Recorded data

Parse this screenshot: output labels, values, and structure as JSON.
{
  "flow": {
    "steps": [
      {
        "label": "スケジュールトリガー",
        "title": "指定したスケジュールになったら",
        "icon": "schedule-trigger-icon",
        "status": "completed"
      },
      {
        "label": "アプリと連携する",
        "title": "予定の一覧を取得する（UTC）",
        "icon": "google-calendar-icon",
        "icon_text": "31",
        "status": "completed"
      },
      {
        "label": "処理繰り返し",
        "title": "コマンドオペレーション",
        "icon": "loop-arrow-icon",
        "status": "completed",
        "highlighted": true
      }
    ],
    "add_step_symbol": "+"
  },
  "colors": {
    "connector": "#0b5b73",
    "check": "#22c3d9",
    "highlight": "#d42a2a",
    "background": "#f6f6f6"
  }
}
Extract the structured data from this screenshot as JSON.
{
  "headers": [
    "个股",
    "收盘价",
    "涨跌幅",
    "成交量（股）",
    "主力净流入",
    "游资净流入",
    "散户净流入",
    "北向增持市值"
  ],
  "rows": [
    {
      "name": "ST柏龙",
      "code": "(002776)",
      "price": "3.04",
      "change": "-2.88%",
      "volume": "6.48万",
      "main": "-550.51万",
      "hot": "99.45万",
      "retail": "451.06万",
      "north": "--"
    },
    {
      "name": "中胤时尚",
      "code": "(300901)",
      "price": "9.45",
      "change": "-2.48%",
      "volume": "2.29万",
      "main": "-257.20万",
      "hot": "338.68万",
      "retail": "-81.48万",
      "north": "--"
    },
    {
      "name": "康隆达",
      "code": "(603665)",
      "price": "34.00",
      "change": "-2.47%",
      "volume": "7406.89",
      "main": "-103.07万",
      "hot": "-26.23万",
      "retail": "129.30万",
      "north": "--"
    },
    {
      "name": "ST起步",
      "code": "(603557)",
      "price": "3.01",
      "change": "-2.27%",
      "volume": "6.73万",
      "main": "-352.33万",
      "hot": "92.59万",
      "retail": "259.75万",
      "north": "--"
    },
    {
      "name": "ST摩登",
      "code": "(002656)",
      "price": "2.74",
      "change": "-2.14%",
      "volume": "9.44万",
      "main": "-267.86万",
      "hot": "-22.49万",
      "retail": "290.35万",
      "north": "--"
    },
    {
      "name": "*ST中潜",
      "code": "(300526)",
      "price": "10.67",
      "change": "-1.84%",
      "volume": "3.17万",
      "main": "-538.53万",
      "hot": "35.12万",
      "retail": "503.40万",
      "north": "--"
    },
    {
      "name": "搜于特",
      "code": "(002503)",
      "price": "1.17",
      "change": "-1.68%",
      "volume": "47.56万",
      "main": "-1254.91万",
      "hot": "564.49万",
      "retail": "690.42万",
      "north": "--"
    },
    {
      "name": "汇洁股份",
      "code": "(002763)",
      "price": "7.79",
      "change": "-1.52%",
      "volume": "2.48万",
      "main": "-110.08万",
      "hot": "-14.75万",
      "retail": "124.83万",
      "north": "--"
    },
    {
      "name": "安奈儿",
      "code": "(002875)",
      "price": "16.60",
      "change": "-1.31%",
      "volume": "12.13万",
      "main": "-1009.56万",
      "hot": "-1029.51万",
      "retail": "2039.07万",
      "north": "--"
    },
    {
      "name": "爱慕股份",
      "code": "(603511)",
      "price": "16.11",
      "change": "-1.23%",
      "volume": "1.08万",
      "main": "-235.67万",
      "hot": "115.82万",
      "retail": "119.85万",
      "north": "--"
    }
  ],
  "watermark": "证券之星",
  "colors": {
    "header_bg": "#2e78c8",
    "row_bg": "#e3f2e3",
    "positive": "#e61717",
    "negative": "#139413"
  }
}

### Written problem
Locate all lines in the listing above with the word "retail" and copy them.

### The output
      "retail": "451.06万",
      "retail": "-81.48万",
      "retail": "129.30万",
      "retail": "259.75万",
      "retail": "290.35万",
      "retail": "503.40万",
      "retail": "690.42万",
      "retail": "124.83万",
      "retail": "2039.07万",
      "retail": "119.85万",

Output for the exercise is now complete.